INSTRUCTIONS TO FOLLOW
Print all records exactly, leaving nothing out.

AVAILABLE RECORDS

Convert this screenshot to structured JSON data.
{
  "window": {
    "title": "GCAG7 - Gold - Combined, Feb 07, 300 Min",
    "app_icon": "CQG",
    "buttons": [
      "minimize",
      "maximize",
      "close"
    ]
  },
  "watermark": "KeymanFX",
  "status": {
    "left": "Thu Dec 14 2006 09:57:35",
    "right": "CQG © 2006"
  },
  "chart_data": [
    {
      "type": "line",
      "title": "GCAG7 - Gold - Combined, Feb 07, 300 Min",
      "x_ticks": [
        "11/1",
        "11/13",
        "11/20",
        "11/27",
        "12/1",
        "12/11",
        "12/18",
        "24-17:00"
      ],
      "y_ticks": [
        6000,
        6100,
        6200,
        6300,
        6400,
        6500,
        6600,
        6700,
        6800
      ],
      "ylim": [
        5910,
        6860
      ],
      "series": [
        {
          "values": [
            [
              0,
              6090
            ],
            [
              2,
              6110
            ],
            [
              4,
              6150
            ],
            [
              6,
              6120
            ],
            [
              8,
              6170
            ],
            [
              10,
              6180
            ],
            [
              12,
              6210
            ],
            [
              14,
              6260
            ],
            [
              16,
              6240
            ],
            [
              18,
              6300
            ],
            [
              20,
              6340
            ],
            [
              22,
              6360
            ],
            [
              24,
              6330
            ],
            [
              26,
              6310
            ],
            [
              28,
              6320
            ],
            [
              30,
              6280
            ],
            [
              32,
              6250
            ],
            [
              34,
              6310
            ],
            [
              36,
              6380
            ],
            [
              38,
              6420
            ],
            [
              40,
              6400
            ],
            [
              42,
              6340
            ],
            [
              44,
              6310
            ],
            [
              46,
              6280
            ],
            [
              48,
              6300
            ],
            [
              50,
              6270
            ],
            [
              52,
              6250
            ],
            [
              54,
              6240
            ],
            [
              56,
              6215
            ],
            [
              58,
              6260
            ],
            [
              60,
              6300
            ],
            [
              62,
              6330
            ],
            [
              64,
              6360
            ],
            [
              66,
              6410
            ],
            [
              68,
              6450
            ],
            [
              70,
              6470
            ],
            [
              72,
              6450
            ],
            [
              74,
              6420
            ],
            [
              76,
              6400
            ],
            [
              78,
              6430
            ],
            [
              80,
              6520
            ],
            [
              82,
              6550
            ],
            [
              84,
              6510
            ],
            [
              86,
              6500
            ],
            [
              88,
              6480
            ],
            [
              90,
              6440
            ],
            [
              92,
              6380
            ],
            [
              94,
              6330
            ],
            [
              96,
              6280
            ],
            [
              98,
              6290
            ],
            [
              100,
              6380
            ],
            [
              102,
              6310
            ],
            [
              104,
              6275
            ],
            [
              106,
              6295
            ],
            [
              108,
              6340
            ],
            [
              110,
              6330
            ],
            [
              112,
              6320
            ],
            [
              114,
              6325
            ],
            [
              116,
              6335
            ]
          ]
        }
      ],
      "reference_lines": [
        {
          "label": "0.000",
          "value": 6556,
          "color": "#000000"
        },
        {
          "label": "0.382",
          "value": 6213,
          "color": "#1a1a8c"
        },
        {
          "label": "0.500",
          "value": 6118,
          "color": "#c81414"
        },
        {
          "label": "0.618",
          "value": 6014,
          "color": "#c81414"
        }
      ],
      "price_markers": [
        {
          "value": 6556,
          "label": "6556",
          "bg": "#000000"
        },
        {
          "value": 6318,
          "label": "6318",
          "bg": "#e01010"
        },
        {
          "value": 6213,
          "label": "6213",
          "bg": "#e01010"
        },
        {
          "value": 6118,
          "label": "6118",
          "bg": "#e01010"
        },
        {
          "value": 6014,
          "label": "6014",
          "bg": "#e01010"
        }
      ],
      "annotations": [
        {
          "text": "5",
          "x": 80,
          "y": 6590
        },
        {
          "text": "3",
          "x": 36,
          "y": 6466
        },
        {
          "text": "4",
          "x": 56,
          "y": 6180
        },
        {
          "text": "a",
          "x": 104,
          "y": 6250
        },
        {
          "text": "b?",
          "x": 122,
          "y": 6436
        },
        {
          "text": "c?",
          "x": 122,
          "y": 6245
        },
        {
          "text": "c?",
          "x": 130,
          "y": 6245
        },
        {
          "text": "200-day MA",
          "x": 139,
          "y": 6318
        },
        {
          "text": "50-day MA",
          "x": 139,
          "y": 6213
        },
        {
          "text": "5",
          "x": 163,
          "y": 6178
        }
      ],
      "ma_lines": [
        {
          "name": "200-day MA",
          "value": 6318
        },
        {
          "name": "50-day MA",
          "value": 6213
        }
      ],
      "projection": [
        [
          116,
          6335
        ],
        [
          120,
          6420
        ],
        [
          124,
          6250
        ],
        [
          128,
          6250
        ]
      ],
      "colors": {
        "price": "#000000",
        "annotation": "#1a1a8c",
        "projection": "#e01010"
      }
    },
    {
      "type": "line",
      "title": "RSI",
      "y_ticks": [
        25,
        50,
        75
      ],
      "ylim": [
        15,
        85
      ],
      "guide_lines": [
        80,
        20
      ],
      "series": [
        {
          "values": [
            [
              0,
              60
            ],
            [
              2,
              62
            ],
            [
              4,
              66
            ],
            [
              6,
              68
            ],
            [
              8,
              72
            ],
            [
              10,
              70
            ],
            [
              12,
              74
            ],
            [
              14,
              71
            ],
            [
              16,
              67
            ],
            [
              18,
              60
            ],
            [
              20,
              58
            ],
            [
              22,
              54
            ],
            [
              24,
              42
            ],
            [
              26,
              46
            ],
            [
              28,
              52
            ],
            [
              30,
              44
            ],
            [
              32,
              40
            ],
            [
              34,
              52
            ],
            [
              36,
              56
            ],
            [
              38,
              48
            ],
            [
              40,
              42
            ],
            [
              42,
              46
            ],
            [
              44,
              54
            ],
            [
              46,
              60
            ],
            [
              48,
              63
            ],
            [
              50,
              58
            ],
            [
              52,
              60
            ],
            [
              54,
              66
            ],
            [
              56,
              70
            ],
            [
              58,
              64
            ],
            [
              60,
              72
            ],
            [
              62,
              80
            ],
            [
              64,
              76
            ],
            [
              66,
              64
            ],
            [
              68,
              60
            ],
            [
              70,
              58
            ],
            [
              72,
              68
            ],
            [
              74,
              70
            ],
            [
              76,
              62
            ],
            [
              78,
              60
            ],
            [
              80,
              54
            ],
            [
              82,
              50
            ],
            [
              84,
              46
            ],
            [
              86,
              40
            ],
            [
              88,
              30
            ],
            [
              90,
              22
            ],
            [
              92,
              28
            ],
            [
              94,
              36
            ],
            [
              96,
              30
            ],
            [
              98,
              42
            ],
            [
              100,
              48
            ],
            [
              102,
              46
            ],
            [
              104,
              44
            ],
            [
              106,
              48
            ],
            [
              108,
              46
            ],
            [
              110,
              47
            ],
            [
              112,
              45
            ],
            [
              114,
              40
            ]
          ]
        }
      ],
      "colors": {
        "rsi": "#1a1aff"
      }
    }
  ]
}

REPLY
Convert this screenshot to structured JSON data.
{
  "window": {
    "title": "GCAG7 - Gold - Combined, Feb 07, 300 Min",
    "app_icon": "CQG",
    "buttons": [
      "minimize",
      "maximize",
      "close"
    ]
  },
  "watermark": "KeymanFX",
  "status": {
    "left": "Thu Dec 14 2006 09:57:35",
    "right": "CQG © 2006"
  },
  "chart_data": [
    {
      "type": "line",
      "title": "GCAG7 - Gold - Combined, Feb 07, 300 Min",
      "x_ticks": [
        "11/1",
        "11/13",
        "11/20",
        "11/27",
        "12/1",
        "12/11",
        "12/18",
        "24-17:00"
      ],
      "y_ticks": [
        6000,
        6100,
        6200,
        6300,
        6400,
        6500,
        6600,
        6700,
        6800
      ],
      "ylim": [
        5910,
        6860
      ],
      "series": [
        {
          "values": [
            [
              0,
              6090
            ],
            [
              2,
              6110
            ],
            [
              4,
              6150
            ],
            [
              6,
              6120
            ],
            [
              8,
              6170
            ],
            [
              10,
              6180
            ],
            [
              12,
              6210
            ],
            [
              14,
              6260
            ],
            [
              16,
              6240
            ],
            [
              18,
              6300
            ],
            [
              20,
              6340
            ],
            [
              22,
              6360
            ],
            [
              24,
              6330
            ],
            [
              26,
              6310
            ],
            [
              28,
              6320
            ],
            [
              30,
              6280
            ],
            [
              32,
              6250
            ],
            [
              34,
              6310
            ],
            [
              36,
              6380
            ],
            [
              38,
              6420
            ],
            [
              40,
              6400
            ],
            [
              42,
              6340
            ],
            [
              44,
              6310
            ],
            [
              46,
              6280
            ],
            [
              48,
              6300
            ],
            [
              50,
              6270
            ],
            [
              52,
              6250
            ],
            [
              54,
              6240
            ],
            [
              56,
              6215
            ],
            [
              58,
              6260
            ],
            [
              60,
              6300
            ],
            [
              62,
              6330
            ],
            [
              64,
              6360
            ],
            [
              66,
              6410
            ],
            [
              68,
              6450
            ],
            [
              70,
              6470
            ],
            [
              72,
              6450
            ],
            [
              74,
              6420
            ],
            [
              76,
              6400
            ],
            [
              78,
              6430
            ],
            [
              80,
              6520
            ],
            [
              82,
              6550
            ],
            [
              84,
              6510
            ],
            [
              86,
              6500
            ],
            [
              88,
              6480
            ],
            [
              90,
              6440
            ],
            [
              92,
              6380
            ],
            [
              94,
              6330
            ],
            [
              96,
              6280
            ],
            [
              98,
              6290
            ],
            [
              100,
              6380
            ],
            [
              102,
              6310
            ],
            [
              104,
              6275
            ],
            [
              106,
              6295
            ],
            [
              108,
              6340
            ],
            [
              110,
              6330
            ],
            [
              112,
              6320
            ],
            [
              114,
              6325
            ],
            [
              116,
              6335
            ]
          ]
        }
      ],
      "reference_lines": [
        {
          "label": "0.000",
          "value": 6556,
          "color": "#000000"
        },
        {
          "label": "0.382",
          "value": 6213,
          "color": "#1a1a8c"
        },
        {
          "label": "0.500",
          "value": 6118,
          "color": "#c81414"
        },
        {
          "label": "0.618",
          "value": 6014,
          "color": "#c81414"
        }
      ],
      "price_markers": [
        {
          "value": 6556,
          "label": "6556",
          "bg": "#000000"
        },
        {
          "value": 6318,
          "label": "6318",
          "bg": "#e01010"
        },
        {
          "value": 6213,
          "label": "6213",
          "bg": "#e01010"
        },
        {
          "value": 6118,
          "label": "6118",
          "bg": "#e01010"
        },
        {
          "value": 6014,
          "label": "6014",
          "bg": "#e01010"
        }
      ],
      "annotations": [
        {
          "text": "5",
          "x": 80,
          "y": 6590
        },
        {
          "text": "3",
          "x": 36,
          "y": 6466
        },
        {
          "text": "4",
          "x": 56,
          "y": 6180
        },
        {
          "text": "a",
          "x": 104,
          "y": 6250
        },
        {
          "text": "b?",
          "x": 122,
          "y": 6436
        },
        {
          "text": "c?",
          "x": 122,
          "y": 6245
        },
        {
          "text": "c?",
          "x": 130,
          "y": 6245
        },
        {
          "text": "200-day MA",
          "x": 139,
          "y": 6318
        },
        {
          "text": "50-day MA",
          "x": 139,
          "y": 6213
        },
        {
          "text": "5",
          "x": 163,
          "y": 6178
        }
      ],
      "ma_lines": [
        {
          "name": "200-day MA",
          "value": 6318
        },
        {
          "name": "50-day MA",
          "value": 6213
        }
      ],
      "projection": [
        [
          116,
          6335
        ],
        [
          120,
          6420
        ],
        [
          124,
          6250
        ],
        [
          128,
          6250
        ]
      ],
      "colors": {
        "price": "#000000",
        "annotation": "#1a1a8c",
        "projection": "#e01010"
      }
    },
    {
      "type": "line",
      "title": "RSI",
      "y_ticks": [
        25,
        50,
        75
      ],
      "ylim": [
        15,
        85
      ],
      "guide_lines": [
        80,
        20
      ],
      "series": [
        {
          "values": [
            [
              0,
              60
            ],
            [
              2,
              62
            ],
            [
              4,
              66
            ],
            [
              6,
              68
            ],
            [
              8,
              72
            ],
            [
              10,
              70
            ],
            [
              12,
              74
            ],
            [
              14,
              71
            ],
            [
              16,
              67
            ],
            [
              18,
              60
            ],
            [
              20,
              58
            ],
            [
              22,
              54
            ],
            [
              24,
              42
            ],
            [
              26,
              46
            ],
            [
              28,
              52
            ],
            [
              30,
              44
            ],
            [
              32,
              40
            ],
            [
              34,
              52
            ],
            [
              36,
              56
            ],
            [
              38,
              48
            ],
            [
              40,
              42
            ],
            [
              42,
              46
            ],
            [
              44,
              54
            ],
            [
              46,
              60
            ],
            [
              48,
              63
            ],
            [
              50,
              58
            ],
            [
              52,
              60
            ],
            [
              54,
              66
            ],
            [
              56,
              70
            ],
            [
              58,
              64
            ],
            [
              60,
              72
            ],
            [
              62,
              80
            ],
            [
              64,
              76
            ],
            [
              66,
              64
            ],
            [
              68,
              60
            ],
            [
              70,
              58
            ],
            [
              72,
              68
            ],
            [
              74,
              70
            ],
            [
              76,
              62
            ],
            [
              78,
              60
            ],
            [
              80,
              54
            ],
            [
              82,
              50
            ],
            [
              84,
              46
            ],
            [
              86,
              40
            ],
            [
              88,
              30
            ],
            [
              90,
              22
            ],
            [
              92,
              28
            ],
            [
              94,
              36
            ],
            [
              96,
              30
            ],
            [
              98,
              42
            ],
            [
              100,
              48
            ],
            [
              102,
              46
            ],
            [
              104,
              44
            ],
            [
              106,
              48
            ],
            [
              108,
              46
            ],
            [
              110,
              47
            ],
            [
              112,
              45
            ],
            [
              114,
              40
            ]
          ]
        }
      ],
      "colors": {
        "rsi": "#1a1aff"
      }
    }
  ]
}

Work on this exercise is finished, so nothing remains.